Repeat the records below exactly.
+ + +
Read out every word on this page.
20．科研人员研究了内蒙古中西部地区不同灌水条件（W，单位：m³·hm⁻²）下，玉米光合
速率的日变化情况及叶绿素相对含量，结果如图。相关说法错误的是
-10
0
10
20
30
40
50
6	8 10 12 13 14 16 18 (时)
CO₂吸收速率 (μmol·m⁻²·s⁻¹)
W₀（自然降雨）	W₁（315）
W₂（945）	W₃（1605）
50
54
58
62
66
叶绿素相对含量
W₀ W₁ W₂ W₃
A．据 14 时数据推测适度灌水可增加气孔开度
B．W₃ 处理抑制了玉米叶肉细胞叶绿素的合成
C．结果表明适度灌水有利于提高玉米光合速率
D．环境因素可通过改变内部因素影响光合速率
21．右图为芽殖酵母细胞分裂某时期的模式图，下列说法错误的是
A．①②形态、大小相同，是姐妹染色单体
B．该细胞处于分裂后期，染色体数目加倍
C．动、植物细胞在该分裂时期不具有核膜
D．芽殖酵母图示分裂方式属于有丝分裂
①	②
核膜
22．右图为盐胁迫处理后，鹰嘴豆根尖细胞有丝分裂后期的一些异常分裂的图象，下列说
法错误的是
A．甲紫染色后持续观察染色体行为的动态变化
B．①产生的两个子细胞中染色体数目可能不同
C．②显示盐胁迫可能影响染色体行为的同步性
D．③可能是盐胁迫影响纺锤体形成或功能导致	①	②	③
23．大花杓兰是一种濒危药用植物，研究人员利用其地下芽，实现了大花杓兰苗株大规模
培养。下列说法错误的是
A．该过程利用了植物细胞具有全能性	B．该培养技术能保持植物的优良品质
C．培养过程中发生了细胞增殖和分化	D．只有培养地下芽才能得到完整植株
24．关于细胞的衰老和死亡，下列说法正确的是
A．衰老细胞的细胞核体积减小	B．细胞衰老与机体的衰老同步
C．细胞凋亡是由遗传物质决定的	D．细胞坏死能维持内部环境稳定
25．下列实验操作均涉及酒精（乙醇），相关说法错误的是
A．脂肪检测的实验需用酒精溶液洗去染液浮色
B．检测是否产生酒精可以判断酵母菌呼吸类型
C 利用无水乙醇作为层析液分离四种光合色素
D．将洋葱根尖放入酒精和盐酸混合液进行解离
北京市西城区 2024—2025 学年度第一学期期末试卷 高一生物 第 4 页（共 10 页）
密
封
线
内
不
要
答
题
+ + +
### Exercise response:
Read out every word on this page.
20．科研人员研究了内蒙古中西部地区不同灌水条件（W，单位：m³·hm⁻²）下，玉米光合
速率的日变化情况及叶绿素相对含量，结果如图。相关说法错误的是
-10
0
10
20
30
40
50
6	8 10 12 13 14 16 18 (时)
CO₂吸收速率 (μmol·m⁻²·s⁻¹)
W₀（自然降雨）	W₁（315）
W₂（945）	W₃（1605）
50
54
58
62
66
叶绿素相对含量
W₀ W₁ W₂ W₃
A．据 14 时数据推测适度灌水可增加气孔开度
B．W₃ 处理抑制了玉米叶肉细胞叶绿素的合成
C．结果表明适度灌水有利于提高玉米光合速率
D．环境因素可通过改变内部因素影响光合速率
21．右图为芽殖酵母细胞分裂某时期的模式图，下列说法错误的是
A．①②形态、大小相同，是姐妹染色单体
B．该细胞处于分裂后期，染色体数目加倍
C．动、植物细胞在该分裂时期不具有核膜
D．芽殖酵母图示分裂方式属于有丝分裂
①	②
核膜
22．右图为盐胁迫处理后，鹰嘴豆根尖细胞有丝分裂后期的一些异常分裂的图象，下列说
法错误的是
A．甲紫染色后持续观察染色体行为的动态变化
B．①产生的两个子细胞中染色体数目可能不同
C．②显示盐胁迫可能影响染色体行为的同步性
D．③可能是盐胁迫影响纺锤体形成或功能导致	①	②	③
23．大花杓兰是一种濒危药用植物，研究人员利用其地下芽，实现了大花杓兰苗株大规模
培养。下列说法错误的是
A．该过程利用了植物细胞具有全能性	B．该培养技术能保持植物的优良品质
C．培养过程中发生了细胞增殖和分化	D．只有培养地下芽才能得到完整植株
24．关于细胞的衰老和死亡，下列说法正确的是
A．衰老细胞的细胞核体积减小	B．细胞衰老与机体的衰老同步
C．细胞凋亡是由遗传物质决定的	D．细胞坏死能维持内部环境稳定
25．下列实验操作均涉及酒精（乙醇），相关说法错误的是
A．脂肪检测的实验需用酒精溶液洗去染液浮色
B．检测是否产生酒精可以判断酵母菌呼吸类型
C 利用无水乙醇作为层析液分离四种光合色素
D．将洋葱根尖放入酒精和盐酸混合液进行解离
北京市西城区 2024—2025 学年度第一学期期末试卷 高一生物 第 4 页（共 10 页）
密
封
线
内
不
要
答
题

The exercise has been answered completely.